Box annotation data:
-*-*-
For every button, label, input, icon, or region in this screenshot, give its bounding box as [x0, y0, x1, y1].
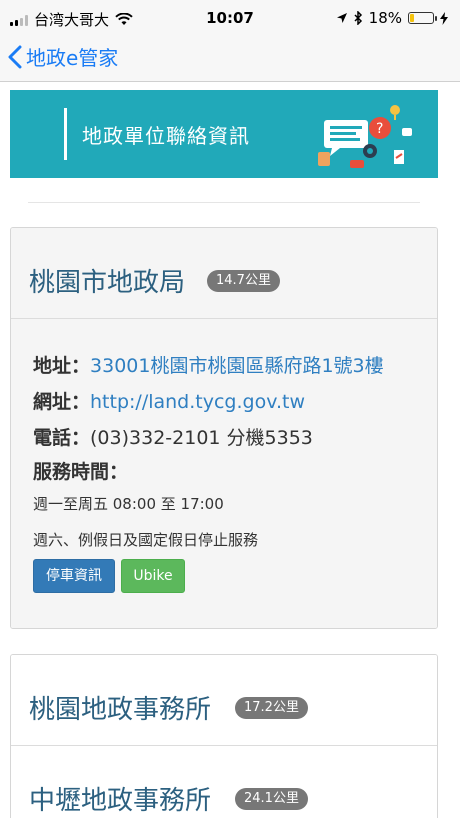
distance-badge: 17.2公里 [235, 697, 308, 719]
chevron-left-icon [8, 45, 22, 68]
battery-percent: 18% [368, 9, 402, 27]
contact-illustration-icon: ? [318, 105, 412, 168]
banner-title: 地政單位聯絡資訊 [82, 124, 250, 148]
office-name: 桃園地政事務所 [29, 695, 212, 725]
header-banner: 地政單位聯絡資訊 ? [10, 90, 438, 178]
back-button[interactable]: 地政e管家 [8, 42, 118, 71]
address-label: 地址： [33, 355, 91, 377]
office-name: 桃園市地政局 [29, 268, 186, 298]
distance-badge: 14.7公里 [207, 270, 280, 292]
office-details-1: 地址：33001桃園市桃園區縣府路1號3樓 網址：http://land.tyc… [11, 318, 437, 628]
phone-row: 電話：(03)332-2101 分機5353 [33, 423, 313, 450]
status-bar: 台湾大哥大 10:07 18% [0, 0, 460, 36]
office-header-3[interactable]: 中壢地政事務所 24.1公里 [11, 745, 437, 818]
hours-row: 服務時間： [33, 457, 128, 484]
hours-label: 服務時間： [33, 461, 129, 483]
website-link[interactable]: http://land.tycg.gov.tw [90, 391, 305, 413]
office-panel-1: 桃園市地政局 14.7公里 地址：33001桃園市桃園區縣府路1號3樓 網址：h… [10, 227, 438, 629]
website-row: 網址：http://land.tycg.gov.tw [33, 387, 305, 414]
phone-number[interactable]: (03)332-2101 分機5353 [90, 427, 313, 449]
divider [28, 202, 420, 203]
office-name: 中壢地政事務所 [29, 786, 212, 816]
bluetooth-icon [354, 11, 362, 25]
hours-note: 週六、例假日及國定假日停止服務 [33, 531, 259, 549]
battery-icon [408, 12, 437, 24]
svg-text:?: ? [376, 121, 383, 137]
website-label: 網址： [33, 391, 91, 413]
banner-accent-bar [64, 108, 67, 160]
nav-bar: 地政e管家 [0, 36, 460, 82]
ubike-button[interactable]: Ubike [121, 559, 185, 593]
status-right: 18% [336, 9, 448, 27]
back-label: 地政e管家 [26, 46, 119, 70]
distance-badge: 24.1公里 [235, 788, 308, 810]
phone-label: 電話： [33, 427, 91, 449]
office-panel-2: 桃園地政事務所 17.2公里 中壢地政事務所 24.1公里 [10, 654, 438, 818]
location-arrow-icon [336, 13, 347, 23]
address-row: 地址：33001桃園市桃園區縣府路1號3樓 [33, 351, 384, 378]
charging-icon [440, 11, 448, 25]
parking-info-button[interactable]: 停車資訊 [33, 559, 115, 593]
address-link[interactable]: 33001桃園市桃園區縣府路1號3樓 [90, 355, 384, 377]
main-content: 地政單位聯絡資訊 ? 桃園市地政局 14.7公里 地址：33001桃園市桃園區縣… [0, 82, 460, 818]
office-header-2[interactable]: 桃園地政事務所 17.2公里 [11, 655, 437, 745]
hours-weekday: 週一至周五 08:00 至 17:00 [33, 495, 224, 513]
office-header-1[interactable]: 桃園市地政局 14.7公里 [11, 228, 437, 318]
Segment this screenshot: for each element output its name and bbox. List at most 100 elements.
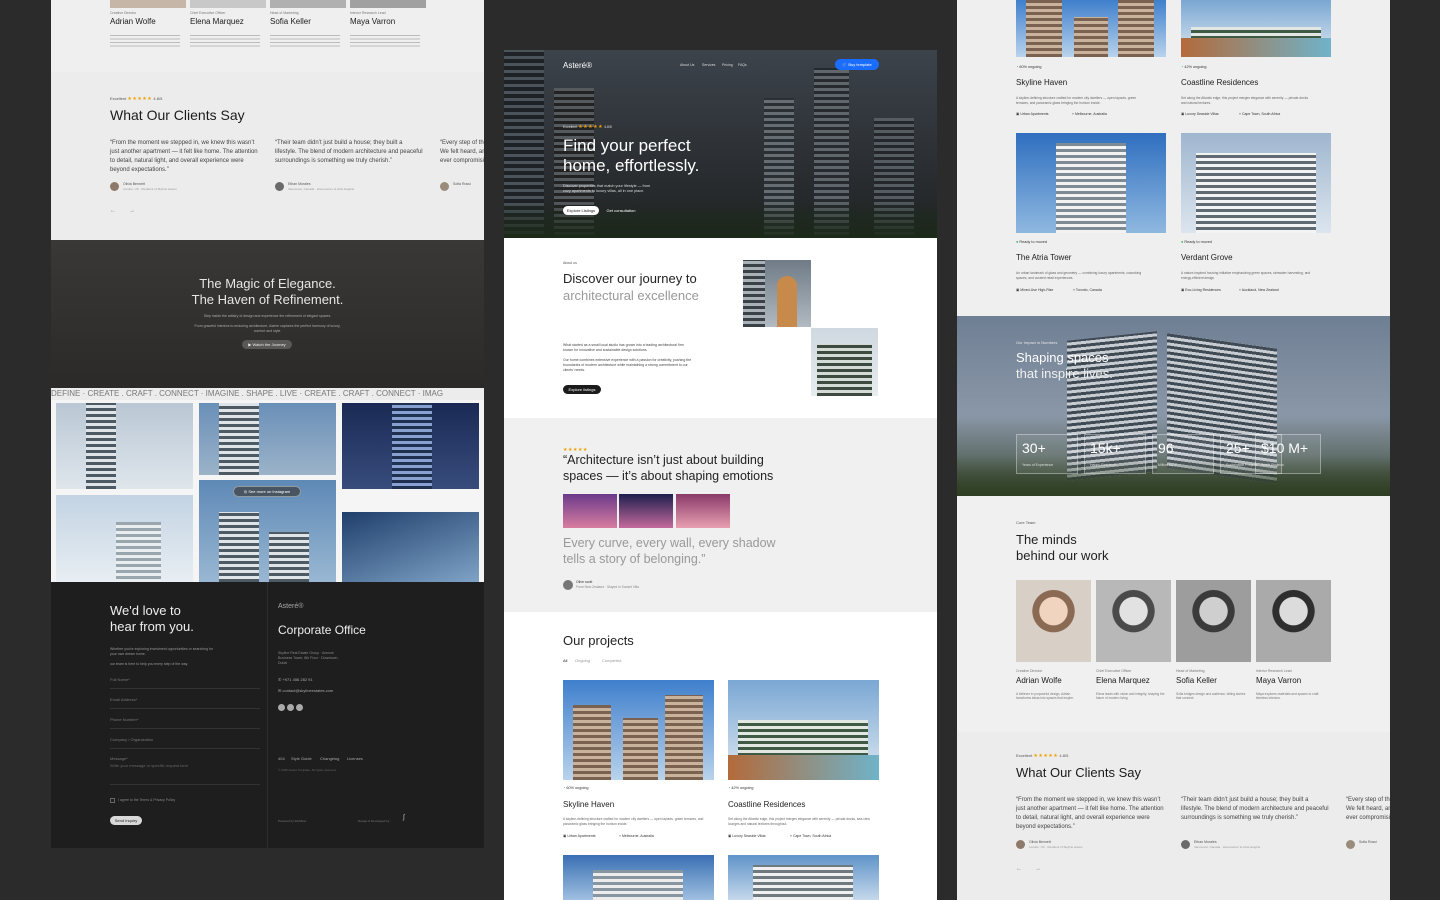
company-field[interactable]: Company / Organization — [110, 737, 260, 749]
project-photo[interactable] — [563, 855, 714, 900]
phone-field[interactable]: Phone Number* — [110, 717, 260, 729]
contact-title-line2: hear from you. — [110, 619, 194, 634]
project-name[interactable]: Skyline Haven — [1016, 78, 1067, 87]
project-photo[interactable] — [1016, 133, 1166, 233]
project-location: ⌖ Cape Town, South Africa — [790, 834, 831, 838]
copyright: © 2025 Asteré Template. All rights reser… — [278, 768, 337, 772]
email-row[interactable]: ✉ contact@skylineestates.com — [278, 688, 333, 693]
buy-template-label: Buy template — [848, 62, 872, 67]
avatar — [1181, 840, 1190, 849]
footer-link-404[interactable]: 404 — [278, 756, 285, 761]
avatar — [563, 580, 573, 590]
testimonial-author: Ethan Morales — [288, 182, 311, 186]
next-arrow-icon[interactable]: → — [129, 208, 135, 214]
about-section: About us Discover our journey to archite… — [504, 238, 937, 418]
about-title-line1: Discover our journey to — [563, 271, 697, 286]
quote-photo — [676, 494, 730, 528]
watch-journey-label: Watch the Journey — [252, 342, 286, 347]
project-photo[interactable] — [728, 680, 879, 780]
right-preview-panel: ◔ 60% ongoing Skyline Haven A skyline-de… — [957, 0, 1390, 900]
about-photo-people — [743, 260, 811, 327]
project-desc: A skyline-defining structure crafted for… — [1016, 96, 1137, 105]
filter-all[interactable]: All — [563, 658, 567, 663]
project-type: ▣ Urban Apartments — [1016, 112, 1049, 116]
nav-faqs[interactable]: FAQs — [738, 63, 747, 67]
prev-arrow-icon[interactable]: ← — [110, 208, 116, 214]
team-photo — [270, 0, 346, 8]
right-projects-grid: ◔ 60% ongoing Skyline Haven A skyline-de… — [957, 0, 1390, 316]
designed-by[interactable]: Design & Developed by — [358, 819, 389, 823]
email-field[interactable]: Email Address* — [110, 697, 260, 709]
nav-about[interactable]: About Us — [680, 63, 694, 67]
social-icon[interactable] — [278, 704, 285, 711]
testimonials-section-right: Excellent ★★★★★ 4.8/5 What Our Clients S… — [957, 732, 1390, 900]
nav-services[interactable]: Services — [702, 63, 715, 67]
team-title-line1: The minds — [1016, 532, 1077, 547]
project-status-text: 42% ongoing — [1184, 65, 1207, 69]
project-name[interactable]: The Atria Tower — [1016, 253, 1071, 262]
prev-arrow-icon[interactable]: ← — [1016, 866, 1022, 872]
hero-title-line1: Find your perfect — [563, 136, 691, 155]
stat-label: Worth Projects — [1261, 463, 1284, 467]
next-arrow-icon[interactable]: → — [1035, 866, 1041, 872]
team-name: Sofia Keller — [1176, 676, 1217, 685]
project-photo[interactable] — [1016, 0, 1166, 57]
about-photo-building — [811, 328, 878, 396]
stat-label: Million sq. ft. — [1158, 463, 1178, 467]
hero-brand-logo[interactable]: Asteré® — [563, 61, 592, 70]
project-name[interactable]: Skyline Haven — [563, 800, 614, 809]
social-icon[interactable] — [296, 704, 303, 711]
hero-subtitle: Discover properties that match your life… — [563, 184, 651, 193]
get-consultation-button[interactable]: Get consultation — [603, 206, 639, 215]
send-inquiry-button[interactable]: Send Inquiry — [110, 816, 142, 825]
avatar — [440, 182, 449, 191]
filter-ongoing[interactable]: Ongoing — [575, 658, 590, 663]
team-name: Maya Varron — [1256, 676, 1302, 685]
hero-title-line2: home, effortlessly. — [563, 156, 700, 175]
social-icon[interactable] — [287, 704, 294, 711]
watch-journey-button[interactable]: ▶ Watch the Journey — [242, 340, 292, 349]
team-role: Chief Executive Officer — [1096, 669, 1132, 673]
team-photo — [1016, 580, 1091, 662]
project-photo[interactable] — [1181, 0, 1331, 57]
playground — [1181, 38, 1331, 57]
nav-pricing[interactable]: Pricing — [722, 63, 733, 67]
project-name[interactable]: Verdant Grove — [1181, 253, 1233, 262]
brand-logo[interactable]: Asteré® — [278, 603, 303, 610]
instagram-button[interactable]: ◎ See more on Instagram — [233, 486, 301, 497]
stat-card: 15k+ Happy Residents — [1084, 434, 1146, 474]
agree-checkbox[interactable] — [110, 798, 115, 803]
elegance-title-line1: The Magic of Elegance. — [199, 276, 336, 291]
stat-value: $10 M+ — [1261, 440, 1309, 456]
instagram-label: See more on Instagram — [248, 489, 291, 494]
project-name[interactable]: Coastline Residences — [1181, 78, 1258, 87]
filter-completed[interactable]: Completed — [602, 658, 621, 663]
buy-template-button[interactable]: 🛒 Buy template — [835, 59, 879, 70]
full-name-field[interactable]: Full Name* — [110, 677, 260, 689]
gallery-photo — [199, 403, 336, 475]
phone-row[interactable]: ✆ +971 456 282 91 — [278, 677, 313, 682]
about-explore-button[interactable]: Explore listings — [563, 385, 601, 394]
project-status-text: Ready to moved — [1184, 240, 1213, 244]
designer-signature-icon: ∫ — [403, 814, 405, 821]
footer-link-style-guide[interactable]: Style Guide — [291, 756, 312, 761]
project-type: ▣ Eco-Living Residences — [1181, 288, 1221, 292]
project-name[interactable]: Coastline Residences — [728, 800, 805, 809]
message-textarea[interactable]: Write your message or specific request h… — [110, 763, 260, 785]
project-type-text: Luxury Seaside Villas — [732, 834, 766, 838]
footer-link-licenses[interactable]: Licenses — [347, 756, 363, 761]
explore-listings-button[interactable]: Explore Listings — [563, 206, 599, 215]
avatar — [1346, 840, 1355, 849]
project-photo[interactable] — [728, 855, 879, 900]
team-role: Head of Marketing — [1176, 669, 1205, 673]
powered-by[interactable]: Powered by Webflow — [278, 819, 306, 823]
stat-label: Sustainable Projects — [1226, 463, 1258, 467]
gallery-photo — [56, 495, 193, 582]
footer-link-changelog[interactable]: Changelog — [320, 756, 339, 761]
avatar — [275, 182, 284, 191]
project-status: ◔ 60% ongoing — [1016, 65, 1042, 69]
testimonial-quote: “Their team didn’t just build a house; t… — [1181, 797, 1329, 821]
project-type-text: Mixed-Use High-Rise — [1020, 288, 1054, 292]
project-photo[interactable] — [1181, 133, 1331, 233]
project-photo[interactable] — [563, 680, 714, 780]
-*-*-
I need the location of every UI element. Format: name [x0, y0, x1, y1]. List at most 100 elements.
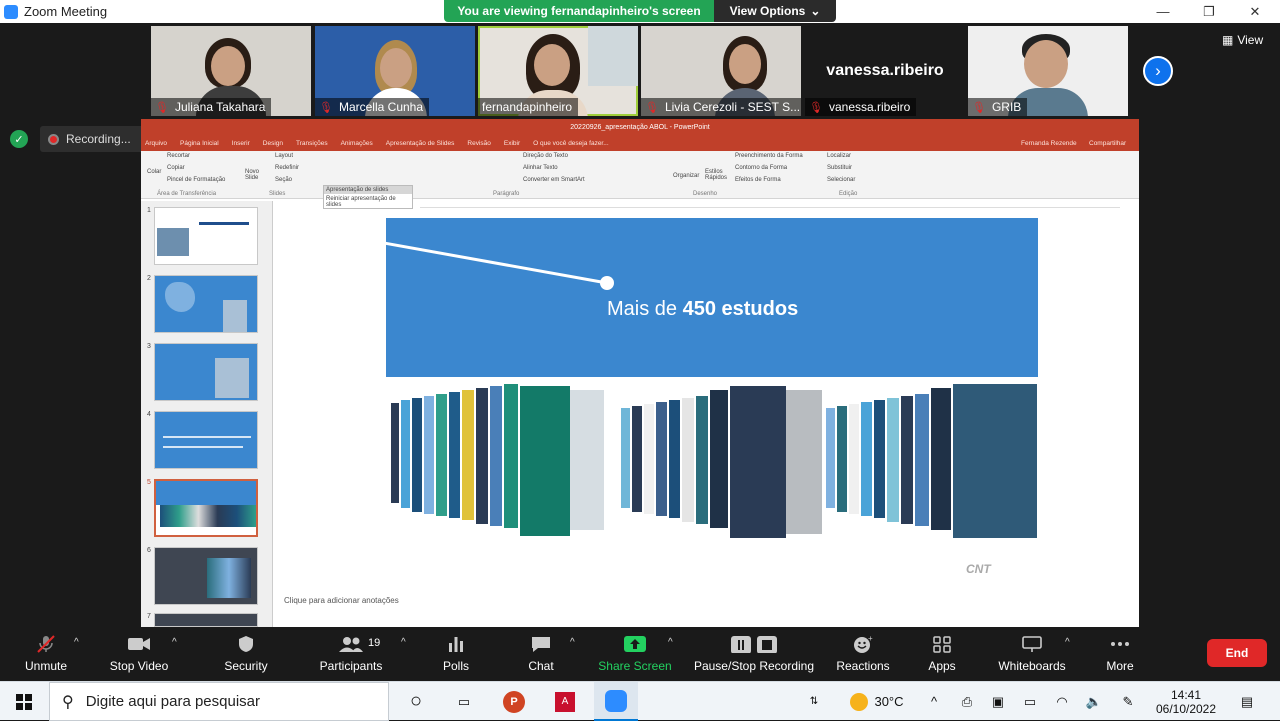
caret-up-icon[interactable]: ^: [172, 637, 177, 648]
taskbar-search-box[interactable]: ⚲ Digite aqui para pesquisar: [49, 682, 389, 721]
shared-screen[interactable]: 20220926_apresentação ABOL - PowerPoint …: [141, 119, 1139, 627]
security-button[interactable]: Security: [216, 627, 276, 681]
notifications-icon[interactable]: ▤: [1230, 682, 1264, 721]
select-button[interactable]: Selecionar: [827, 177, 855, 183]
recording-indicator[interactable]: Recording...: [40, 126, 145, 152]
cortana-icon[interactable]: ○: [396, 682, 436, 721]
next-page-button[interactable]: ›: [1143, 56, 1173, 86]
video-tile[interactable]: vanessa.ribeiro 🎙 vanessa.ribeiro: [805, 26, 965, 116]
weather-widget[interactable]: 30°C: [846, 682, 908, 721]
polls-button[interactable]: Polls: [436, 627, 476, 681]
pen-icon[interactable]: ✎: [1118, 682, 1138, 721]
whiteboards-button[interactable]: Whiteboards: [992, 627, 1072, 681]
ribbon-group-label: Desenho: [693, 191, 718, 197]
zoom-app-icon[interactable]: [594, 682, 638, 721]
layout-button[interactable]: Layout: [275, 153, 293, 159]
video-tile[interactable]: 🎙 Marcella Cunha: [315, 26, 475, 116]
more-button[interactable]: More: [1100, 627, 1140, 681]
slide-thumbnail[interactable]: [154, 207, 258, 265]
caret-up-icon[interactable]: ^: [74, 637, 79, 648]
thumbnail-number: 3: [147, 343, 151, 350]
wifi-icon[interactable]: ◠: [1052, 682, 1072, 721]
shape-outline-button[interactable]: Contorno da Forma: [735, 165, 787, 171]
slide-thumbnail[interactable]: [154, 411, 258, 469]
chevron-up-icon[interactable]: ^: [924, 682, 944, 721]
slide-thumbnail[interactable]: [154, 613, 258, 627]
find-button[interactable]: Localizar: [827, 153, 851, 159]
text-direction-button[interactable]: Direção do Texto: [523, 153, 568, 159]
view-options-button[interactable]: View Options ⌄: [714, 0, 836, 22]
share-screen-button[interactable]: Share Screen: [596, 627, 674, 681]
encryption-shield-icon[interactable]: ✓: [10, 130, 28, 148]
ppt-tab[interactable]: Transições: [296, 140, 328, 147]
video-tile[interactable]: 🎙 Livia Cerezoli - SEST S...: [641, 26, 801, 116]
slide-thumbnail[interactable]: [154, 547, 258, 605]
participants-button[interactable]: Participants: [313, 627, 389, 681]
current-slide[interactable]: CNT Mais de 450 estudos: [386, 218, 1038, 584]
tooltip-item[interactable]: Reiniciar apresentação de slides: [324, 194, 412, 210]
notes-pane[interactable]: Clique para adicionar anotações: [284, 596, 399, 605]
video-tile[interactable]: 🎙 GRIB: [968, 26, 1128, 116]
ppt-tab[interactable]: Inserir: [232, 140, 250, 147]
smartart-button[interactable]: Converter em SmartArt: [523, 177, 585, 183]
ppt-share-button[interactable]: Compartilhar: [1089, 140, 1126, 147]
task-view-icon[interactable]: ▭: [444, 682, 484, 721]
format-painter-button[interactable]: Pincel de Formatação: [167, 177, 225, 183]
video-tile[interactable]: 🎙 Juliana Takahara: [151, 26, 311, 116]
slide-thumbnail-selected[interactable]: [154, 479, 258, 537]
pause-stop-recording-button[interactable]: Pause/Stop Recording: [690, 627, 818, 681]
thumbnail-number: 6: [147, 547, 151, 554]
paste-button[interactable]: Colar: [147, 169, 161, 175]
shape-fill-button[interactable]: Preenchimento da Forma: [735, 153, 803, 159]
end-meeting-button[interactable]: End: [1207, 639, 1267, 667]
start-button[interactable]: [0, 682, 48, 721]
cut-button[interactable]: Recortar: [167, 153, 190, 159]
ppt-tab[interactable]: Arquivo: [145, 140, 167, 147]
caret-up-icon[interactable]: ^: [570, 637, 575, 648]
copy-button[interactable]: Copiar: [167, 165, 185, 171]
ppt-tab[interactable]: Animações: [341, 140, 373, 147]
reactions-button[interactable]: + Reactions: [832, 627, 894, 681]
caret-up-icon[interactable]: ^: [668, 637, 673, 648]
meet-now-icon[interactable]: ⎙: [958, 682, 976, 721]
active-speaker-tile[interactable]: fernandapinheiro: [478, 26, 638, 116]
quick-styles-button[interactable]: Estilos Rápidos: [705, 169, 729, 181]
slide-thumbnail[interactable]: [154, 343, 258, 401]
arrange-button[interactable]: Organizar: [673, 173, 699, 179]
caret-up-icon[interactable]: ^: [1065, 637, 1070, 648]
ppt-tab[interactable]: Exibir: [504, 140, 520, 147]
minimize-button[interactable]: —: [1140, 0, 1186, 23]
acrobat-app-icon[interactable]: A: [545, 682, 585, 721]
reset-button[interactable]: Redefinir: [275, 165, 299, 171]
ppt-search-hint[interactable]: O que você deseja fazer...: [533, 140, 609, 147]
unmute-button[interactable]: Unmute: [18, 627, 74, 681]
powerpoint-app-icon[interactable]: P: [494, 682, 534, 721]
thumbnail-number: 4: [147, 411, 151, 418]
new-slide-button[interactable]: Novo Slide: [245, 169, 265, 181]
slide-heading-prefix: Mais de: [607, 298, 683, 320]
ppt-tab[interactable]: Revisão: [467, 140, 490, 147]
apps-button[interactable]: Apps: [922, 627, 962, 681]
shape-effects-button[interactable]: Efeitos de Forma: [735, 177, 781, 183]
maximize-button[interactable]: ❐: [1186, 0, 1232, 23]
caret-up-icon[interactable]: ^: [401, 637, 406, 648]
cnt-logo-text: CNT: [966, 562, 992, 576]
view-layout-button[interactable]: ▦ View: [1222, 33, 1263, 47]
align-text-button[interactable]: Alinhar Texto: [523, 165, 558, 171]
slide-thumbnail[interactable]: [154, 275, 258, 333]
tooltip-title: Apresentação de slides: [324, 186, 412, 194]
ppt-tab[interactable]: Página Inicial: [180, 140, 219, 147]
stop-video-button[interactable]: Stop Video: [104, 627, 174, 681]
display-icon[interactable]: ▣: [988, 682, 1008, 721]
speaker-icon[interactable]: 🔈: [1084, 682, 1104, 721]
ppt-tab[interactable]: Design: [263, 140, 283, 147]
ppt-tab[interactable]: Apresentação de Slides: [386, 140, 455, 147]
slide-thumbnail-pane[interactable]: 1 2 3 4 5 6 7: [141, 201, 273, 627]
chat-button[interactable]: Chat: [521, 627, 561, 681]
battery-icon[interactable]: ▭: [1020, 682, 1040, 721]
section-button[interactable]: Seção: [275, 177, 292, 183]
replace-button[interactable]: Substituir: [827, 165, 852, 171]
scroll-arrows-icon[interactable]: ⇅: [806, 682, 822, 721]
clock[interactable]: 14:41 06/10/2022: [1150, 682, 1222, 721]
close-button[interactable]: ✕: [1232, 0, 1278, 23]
-*-*-
Print the rows between the line containing "company-field[interactable]: Company /" and the line containing "project-name[interactable]: Skyline Haven — [1016, 78, 1067, 87]", inclusive, word for word.

THE COMPLETED TASK:
company-field[interactable]: Company / Organization — [110, 737, 260, 749]
project-photo[interactable] — [563, 855, 714, 900]
phone-field[interactable]: Phone Number* — [110, 717, 260, 729]
contact-title-line2: hear from you. — [110, 619, 194, 634]
project-name[interactable]: Skyline Haven — [1016, 78, 1067, 87]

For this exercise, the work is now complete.